▶ TASK DETAILS
The records that follow need to be output exactly as they are.

▶ INPUT MATERIAL

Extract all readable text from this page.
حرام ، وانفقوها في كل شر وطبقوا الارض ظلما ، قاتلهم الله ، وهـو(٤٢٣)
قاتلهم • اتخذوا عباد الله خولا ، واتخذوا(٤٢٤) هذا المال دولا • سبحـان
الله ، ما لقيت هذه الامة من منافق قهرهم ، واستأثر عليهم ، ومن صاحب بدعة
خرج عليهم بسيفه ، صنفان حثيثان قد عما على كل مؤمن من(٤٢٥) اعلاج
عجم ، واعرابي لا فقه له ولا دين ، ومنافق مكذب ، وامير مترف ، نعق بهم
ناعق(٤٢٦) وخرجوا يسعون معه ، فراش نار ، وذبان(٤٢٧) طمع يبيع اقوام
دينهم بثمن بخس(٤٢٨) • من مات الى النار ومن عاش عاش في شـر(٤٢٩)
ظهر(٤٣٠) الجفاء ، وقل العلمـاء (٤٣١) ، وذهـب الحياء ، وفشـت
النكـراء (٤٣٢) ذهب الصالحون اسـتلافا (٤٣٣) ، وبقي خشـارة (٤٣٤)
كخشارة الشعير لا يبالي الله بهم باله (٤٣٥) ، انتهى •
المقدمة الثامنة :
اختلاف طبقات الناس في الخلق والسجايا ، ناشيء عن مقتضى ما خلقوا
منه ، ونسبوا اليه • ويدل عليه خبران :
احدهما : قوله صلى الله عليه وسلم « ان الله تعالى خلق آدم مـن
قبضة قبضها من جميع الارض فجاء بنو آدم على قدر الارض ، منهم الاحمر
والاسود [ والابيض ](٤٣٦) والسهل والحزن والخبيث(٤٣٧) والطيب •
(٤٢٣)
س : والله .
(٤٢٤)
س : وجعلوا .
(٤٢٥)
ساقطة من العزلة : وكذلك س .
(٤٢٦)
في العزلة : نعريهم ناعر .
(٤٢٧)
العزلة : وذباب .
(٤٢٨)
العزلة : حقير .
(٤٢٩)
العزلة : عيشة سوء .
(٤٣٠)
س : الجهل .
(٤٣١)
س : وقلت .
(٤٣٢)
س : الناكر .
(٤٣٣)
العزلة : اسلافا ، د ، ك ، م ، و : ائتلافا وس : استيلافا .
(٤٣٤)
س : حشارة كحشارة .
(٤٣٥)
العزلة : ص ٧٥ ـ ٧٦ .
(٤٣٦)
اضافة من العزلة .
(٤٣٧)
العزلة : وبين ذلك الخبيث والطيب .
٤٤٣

▶ PROBLEM SOLUTION
Extract all readable text from this page.
حرام ، وانفقوها في كل شر وطبقوا الارض ظلما ، قاتلهم الله ، وهـو(٤٢٣)
قاتلهم • اتخذوا عباد الله خولا ، واتخذوا(٤٢٤) هذا المال دولا • سبحـان
الله ، ما لقيت هذه الامة من منافق قهرهم ، واستأثر عليهم ، ومن صاحب بدعة
خرج عليهم بسيفه ، صنفان حثيثان قد عما على كل مؤمن من(٤٢٥) اعلاج
عجم ، واعرابي لا فقه له ولا دين ، ومنافق مكذب ، وامير مترف ، نعق بهم
ناعق(٤٢٦) وخرجوا يسعون معه ، فراش نار ، وذبان(٤٢٧) طمع يبيع اقوام
دينهم بثمن بخس(٤٢٨) • من مات الى النار ومن عاش عاش في شـر(٤٢٩)
ظهر(٤٣٠) الجفاء ، وقل العلمـاء (٤٣١) ، وذهـب الحياء ، وفشـت
النكـراء (٤٣٢) ذهب الصالحون اسـتلافا (٤٣٣) ، وبقي خشـارة (٤٣٤)
كخشارة الشعير لا يبالي الله بهم باله (٤٣٥) ، انتهى •
المقدمة الثامنة :
اختلاف طبقات الناس في الخلق والسجايا ، ناشيء عن مقتضى ما خلقوا
منه ، ونسبوا اليه • ويدل عليه خبران :
احدهما : قوله صلى الله عليه وسلم « ان الله تعالى خلق آدم مـن
قبضة قبضها من جميع الارض فجاء بنو آدم على قدر الارض ، منهم الاحمر
والاسود [ والابيض ](٤٣٦) والسهل والحزن والخبيث(٤٣٧) والطيب •
(٤٢٣)
س : والله .
(٤٢٤)
س : وجعلوا .
(٤٢٥)
ساقطة من العزلة : وكذلك س .
(٤٢٦)
في العزلة : نعريهم ناعر .
(٤٢٧)
العزلة : وذباب .
(٤٢٨)
العزلة : حقير .
(٤٢٩)
العزلة : عيشة سوء .
(٤٣٠)
س : الجهل .
(٤٣١)
س : وقلت .
(٤٣٢)
س : الناكر .
(٤٣٣)
العزلة : اسلافا ، د ، ك ، م ، و : ائتلافا وس : استيلافا .
(٤٣٤)
س : حشارة كحشارة .
(٤٣٥)
العزلة : ص ٧٥ ـ ٧٦ .
(٤٣٦)
اضافة من العزلة .
(٤٣٧)
العزلة : وبين ذلك الخبيث والطيب .
٤٤٣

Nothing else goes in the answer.